### Goal
Can you output the records below exactly as they are written?

— start Task data —

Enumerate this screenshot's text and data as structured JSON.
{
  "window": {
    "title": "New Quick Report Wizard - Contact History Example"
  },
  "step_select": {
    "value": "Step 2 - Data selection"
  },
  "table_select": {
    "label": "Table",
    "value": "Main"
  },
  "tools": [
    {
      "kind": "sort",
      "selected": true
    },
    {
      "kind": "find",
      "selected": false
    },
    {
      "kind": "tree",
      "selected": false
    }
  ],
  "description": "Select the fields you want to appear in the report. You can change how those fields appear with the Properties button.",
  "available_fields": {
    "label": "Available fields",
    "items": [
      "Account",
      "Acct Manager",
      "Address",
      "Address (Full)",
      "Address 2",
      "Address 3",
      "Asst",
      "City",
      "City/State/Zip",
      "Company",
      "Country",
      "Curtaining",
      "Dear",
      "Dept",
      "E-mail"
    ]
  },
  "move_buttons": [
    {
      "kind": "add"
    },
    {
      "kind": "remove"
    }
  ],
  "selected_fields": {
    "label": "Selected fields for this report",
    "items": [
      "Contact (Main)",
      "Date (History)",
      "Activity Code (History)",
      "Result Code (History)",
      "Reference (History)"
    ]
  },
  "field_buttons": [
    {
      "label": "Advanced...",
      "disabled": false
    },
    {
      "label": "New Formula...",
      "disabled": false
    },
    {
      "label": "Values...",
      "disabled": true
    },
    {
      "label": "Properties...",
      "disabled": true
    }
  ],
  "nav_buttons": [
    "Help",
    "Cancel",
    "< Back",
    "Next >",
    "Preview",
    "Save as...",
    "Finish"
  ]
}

— end Task data —

### Problem solution
Enumerate this screenshot's text and data as structured JSON.
{
  "window": {
    "title": "New Quick Report Wizard - Contact History Example"
  },
  "step_select": {
    "value": "Step 2 - Data selection"
  },
  "table_select": {
    "label": "Table",
    "value": "Main"
  },
  "tools": [
    {
      "kind": "sort",
      "selected": true
    },
    {
      "kind": "find",
      "selected": false
    },
    {
      "kind": "tree",
      "selected": false
    }
  ],
  "description": "Select the fields you want to appear in the report. You can change how those fields appear with the Properties button.",
  "available_fields": {
    "label": "Available fields",
    "items": [
      "Account",
      "Acct Manager",
      "Address",
      "Address (Full)",
      "Address 2",
      "Address 3",
      "Asst",
      "City",
      "City/State/Zip",
      "Company",
      "Country",
      "Curtaining",
      "Dear",
      "Dept",
      "E-mail"
    ]
  },
  "move_buttons": [
    {
      "kind": "add"
    },
    {
      "kind": "remove"
    }
  ],
  "selected_fields": {
    "label": "Selected fields for this report",
    "items": [
      "Contact (Main)",
      "Date (History)",
      "Activity Code (History)",
      "Result Code (History)",
      "Reference (History)"
    ]
  },
  "field_buttons": [
    {
      "label": "Advanced...",
      "disabled": false
    },
    {
      "label": "New Formula...",
      "disabled": false
    },
    {
      "label": "Values...",
      "disabled": true
    },
    {
      "label": "Properties...",
      "disabled": true
    }
  ],
  "nav_buttons": [
    "Help",
    "Cancel",
    "< Back",
    "Next >",
    "Preview",
    "Save as...",
    "Finish"
  ]
}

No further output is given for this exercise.